* Problem to work on *
Search the material and gather each line with "Berlin" in it.

Source data
================
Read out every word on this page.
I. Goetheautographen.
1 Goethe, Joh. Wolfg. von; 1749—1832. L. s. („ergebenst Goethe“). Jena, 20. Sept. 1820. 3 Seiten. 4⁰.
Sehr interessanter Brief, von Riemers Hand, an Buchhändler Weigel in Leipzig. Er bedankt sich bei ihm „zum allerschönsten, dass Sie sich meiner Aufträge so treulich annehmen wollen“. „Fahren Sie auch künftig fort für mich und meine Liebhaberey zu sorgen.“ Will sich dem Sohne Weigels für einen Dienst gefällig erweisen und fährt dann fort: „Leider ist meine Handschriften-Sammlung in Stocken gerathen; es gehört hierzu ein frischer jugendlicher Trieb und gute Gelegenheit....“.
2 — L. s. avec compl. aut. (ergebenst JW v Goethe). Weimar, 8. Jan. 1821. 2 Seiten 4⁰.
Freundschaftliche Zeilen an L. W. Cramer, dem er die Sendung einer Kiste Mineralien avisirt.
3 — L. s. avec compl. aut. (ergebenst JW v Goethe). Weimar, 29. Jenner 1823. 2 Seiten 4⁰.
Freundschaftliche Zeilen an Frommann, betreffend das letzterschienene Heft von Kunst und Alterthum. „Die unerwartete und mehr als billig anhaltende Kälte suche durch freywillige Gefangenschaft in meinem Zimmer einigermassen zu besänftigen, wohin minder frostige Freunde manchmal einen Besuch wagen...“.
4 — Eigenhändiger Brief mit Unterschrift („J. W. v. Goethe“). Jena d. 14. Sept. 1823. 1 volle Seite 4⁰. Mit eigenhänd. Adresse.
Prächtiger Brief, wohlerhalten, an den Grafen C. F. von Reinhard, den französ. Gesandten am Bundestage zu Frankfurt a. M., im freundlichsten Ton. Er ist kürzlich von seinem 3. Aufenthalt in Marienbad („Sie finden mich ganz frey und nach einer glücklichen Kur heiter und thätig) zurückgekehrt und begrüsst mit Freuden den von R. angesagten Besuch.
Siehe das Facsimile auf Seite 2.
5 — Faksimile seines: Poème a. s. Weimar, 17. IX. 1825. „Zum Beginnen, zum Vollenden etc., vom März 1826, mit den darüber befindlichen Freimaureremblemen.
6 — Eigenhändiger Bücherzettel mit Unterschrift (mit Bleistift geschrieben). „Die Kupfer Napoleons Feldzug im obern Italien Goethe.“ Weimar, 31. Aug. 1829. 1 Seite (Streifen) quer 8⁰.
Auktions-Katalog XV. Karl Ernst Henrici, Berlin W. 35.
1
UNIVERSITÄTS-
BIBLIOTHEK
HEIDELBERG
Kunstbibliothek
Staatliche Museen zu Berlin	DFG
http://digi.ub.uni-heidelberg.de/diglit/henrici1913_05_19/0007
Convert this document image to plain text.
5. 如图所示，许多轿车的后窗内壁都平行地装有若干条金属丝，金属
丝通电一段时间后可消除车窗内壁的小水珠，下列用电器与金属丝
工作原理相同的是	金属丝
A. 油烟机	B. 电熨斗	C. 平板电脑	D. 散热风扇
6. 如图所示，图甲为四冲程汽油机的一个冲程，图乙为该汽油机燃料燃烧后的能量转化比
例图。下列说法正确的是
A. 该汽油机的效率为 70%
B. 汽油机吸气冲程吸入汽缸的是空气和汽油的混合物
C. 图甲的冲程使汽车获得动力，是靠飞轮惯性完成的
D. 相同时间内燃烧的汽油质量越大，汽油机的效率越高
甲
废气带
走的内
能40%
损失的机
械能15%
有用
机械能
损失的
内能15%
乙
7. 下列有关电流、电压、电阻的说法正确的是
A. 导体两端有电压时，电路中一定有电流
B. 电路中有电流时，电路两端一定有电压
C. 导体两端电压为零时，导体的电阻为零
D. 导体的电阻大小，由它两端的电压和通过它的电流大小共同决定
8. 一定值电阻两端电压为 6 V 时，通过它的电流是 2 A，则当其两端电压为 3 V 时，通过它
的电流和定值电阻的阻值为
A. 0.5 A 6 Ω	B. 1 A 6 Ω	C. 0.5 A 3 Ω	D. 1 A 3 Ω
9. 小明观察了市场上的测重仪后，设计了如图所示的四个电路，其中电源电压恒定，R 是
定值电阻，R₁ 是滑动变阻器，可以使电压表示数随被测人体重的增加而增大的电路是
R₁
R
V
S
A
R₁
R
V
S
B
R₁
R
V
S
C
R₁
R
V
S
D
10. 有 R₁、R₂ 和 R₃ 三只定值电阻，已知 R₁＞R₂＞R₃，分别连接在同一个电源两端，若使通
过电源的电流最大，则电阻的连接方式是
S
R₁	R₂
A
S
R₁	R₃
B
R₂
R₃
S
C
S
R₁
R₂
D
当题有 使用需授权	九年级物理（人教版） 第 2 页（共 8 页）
================
* Problem solution *
Auktions-Katalog XV. Karl Ernst Henrici, Berlin W. 35.
Staatliche Museen zu Berlin	DFG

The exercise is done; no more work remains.